Provided material:
[start]

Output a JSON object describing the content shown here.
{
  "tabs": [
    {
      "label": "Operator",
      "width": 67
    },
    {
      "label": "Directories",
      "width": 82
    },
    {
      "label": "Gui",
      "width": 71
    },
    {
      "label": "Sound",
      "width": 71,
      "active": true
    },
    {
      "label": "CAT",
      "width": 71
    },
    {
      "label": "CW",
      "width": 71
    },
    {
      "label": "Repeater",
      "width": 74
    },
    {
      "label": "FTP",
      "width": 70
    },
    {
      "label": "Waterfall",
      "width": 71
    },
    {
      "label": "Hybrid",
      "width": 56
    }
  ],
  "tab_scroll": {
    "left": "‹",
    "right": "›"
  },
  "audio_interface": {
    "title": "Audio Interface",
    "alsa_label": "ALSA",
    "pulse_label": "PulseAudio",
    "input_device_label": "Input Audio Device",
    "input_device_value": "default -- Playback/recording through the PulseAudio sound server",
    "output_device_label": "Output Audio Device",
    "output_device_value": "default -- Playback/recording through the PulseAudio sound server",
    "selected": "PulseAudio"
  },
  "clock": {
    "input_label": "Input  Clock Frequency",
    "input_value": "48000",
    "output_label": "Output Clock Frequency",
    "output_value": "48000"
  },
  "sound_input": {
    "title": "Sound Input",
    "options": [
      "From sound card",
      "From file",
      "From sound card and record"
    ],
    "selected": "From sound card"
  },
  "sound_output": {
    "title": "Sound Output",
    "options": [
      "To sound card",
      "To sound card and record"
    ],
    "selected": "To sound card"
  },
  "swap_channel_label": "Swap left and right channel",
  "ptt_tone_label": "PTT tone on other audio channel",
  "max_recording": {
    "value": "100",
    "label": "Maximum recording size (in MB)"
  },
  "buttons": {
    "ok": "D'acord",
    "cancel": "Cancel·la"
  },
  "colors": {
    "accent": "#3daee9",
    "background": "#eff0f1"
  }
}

[end]

Problem requirements:
Write out the full listing, keeping every line exactly as it is.

Exercise answer:
Output a JSON object describing the content shown here.
{
  "tabs": [
    {
      "label": "Operator",
      "width": 67
    },
    {
      "label": "Directories",
      "width": 82
    },
    {
      "label": "Gui",
      "width": 71
    },
    {
      "label": "Sound",
      "width": 71,
      "active": true
    },
    {
      "label": "CAT",
      "width": 71
    },
    {
      "label": "CW",
      "width": 71
    },
    {
      "label": "Repeater",
      "width": 74
    },
    {
      "label": "FTP",
      "width": 70
    },
    {
      "label": "Waterfall",
      "width": 71
    },
    {
      "label": "Hybrid",
      "width": 56
    }
  ],
  "tab_scroll": {
    "left": "‹",
    "right": "›"
  },
  "audio_interface": {
    "title": "Audio Interface",
    "alsa_label": "ALSA",
    "pulse_label": "PulseAudio",
    "input_device_label": "Input Audio Device",
    "input_device_value": "default -- Playback/recording through the PulseAudio sound server",
    "output_device_label": "Output Audio Device",
    "output_device_value": "default -- Playback/recording through the PulseAudio sound server",
    "selected": "PulseAudio"
  },
  "clock": {
    "input_label": "Input  Clock Frequency",
    "input_value": "48000",
    "output_label": "Output Clock Frequency",
    "output_value": "48000"
  },
  "sound_input": {
    "title": "Sound Input",
    "options": [
      "From sound card",
      "From file",
      "From sound card and record"
    ],
    "selected": "From sound card"
  },
  "sound_output": {
    "title": "Sound Output",
    "options": [
      "To sound card",
      "To sound card and record"
    ],
    "selected": "To sound card"
  },
  "swap_channel_label": "Swap left and right channel",
  "ptt_tone_label": "PTT tone on other audio channel",
  "max_recording": {
    "value": "100",
    "label": "Maximum recording size (in MB)"
  },
  "buttons": {
    "ok": "D'acord",
    "cancel": "Cancel·la"
  },
  "colors": {
    "accent": "#3daee9",
    "background": "#eff0f1"
  }
}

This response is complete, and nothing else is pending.